+++ Supplied entries +++
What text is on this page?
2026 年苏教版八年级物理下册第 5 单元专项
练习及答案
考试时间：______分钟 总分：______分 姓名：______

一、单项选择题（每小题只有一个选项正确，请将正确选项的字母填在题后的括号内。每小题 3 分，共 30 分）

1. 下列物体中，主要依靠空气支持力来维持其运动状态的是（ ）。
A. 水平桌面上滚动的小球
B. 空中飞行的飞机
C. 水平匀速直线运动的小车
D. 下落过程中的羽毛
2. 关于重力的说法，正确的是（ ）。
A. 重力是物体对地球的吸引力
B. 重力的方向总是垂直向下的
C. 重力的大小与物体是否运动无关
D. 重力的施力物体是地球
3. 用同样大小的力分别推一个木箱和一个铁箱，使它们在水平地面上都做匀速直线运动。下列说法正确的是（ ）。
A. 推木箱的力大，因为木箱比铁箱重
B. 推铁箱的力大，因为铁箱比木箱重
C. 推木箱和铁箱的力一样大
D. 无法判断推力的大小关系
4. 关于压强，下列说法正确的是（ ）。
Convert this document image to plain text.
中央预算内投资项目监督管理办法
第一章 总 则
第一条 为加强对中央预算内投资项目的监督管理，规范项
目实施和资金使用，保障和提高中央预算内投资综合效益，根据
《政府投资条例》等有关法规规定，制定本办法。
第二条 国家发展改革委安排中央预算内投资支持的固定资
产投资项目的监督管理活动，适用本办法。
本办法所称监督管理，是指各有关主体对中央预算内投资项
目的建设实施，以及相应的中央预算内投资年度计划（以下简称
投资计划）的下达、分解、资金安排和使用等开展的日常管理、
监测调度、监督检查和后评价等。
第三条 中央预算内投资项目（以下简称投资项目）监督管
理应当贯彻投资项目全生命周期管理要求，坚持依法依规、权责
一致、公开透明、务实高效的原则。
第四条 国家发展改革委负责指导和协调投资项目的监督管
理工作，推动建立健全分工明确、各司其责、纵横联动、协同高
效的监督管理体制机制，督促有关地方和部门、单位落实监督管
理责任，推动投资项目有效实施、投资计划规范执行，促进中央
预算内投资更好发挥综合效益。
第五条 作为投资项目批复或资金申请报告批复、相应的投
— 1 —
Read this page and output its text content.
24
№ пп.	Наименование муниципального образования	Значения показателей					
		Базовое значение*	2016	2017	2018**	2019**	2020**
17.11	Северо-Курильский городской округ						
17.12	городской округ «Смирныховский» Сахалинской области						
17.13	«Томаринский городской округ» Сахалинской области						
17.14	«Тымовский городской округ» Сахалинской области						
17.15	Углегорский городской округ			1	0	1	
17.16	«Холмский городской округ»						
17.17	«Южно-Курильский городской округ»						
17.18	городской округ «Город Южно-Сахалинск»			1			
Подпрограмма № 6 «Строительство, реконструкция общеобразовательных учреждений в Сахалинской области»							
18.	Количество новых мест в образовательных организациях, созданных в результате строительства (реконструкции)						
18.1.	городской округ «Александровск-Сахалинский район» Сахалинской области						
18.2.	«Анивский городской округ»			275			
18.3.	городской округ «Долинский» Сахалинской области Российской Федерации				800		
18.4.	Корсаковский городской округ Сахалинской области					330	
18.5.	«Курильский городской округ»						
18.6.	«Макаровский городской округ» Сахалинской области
+++
Copy out every line from the data above that has "Южно" in it.

17.17	«Южно-Курильский городской округ»						
17.18	городской округ «Город Южно-Сахалинск»			1			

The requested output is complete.